**What is required:**
Show, in full, each line of the data that contains "Internet".

----

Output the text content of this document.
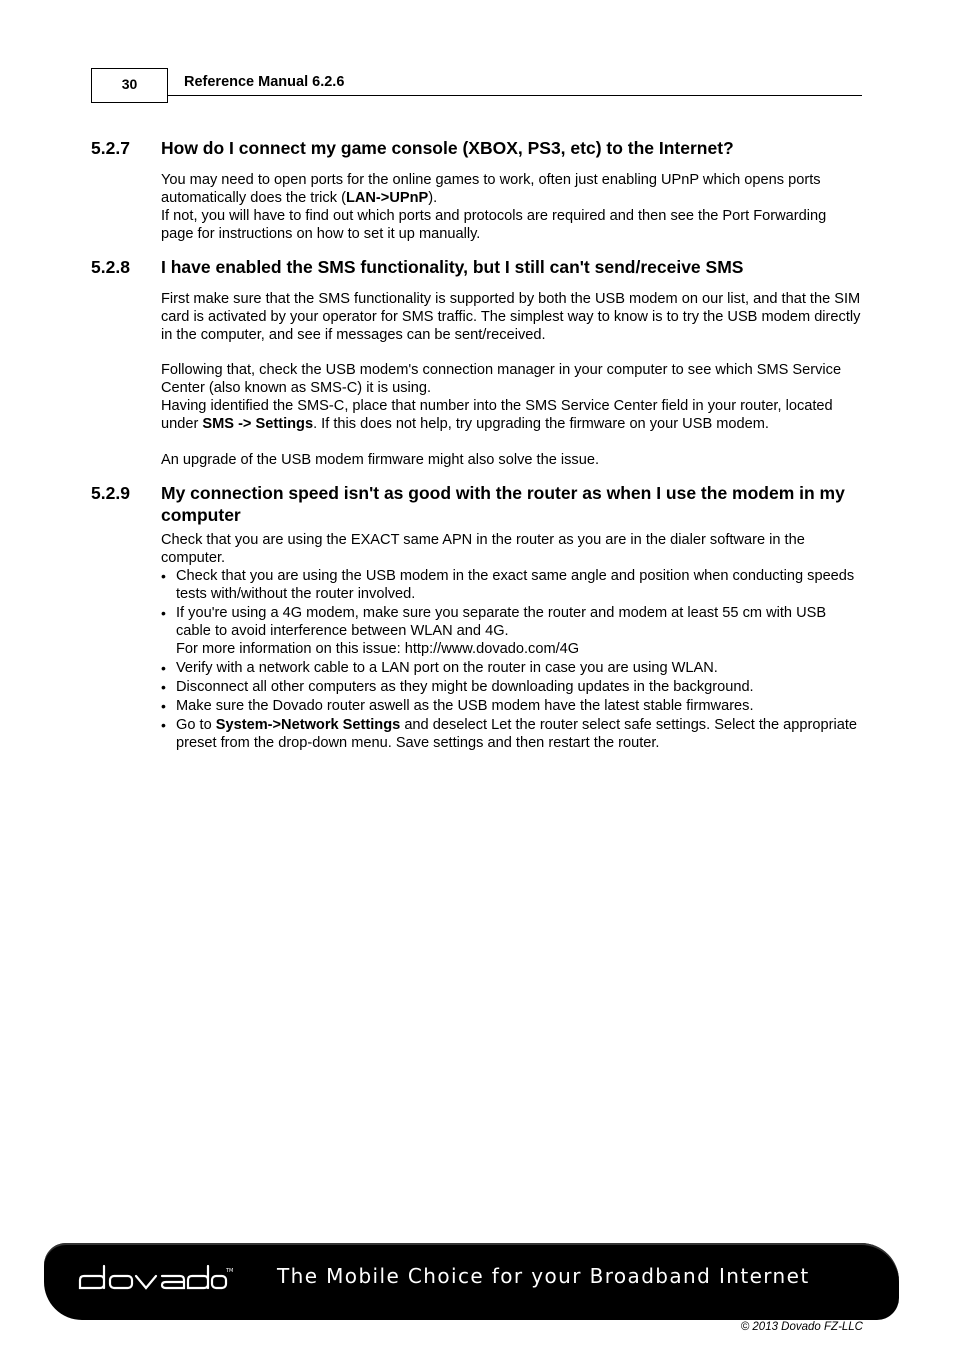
30	Reference Manual 6.2.6
5.2.7 How do I connect my game console (XBOX, PS3, etc) to the Internet?

You may need to open ports for the online games to work, often just enabling UPnP which opens ports automatically does the trick (LAN->UPnP).

If not, you will have to find out which ports and protocols are required and then see the Port Forwarding page for instructions on how to set it up manually.

5.2.8 I have enabled the SMS functionality, but I still can't send/receive SMS

First make sure that the SMS functionality is supported by both the USB modem on our list, and that the SIM card is activated by your operator for SMS traffic. The simplest way to know is to try the USB modem directly in the computer, and see if messages can be sent/received.

Following that, check the USB modem's connection manager in your computer to see which SMS Service Center (also known as SMS-C) it is using.

Having identified the SMS-C, place that number into the SMS Service Center field in your router, located under SMS -> Settings. If this does not help, try upgrading the firmware on your USB modem.

An upgrade of the USB modem firmware might also solve the issue.

5.2.9 My connection speed isn't as good with the router as when I use the modem in my computer

Check that you are using the EXACT same APN in the router as you are in the dialer software in the computer.

• Check that you are using the USB modem in the exact same angle and position when conducting speeds tests with/without the router involved.
• If you're using a 4G modem, make sure you separate the router and modem at least 55 cm with USB cable to avoid interference between WLAN and 4G.
For more information on this issue: http://www.dovado.com/4G
• Verify with a network cable to a LAN port on the router in case you are using WLAN.
• Disconnect all other computers as they might be downloading updates in the background.
• Make sure the Dovado router aswell as the USB modem have the latest stable firmwares.
• Go to System->Network Settings and deselect Let the router select safe settings. Select the appropriate preset from the drop-down menu. Save settings and then restart the router.
TM The Mobile Choice for your Broadband Internet
© 2013 Dovado FZ-LLC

----

**Solution to the exercise:**
5.2.7 How do I connect my game console (XBOX, PS3, etc) to the Internet?
TM The Mobile Choice for your Broadband Internet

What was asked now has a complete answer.